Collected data
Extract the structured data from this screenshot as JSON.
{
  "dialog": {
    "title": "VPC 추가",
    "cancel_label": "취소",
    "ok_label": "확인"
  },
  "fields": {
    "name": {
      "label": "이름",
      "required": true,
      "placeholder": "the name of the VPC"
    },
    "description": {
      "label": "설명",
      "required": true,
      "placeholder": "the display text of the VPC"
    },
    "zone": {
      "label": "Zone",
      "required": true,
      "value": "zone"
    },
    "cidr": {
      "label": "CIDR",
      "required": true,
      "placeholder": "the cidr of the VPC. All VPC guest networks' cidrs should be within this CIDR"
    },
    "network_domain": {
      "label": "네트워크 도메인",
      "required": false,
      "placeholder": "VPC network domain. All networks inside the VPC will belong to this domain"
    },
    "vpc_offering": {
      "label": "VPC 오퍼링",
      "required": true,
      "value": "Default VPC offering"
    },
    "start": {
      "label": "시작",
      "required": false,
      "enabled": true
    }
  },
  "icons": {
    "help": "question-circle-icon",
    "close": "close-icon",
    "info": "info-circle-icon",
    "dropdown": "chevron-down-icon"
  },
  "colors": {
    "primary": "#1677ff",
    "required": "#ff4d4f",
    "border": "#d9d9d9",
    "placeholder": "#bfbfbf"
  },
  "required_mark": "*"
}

STATED TASK
Pull out every line in the material above where "circle" occurs.

THE OUTPUT
    "help": "question-circle-icon",
    "info": "info-circle-icon",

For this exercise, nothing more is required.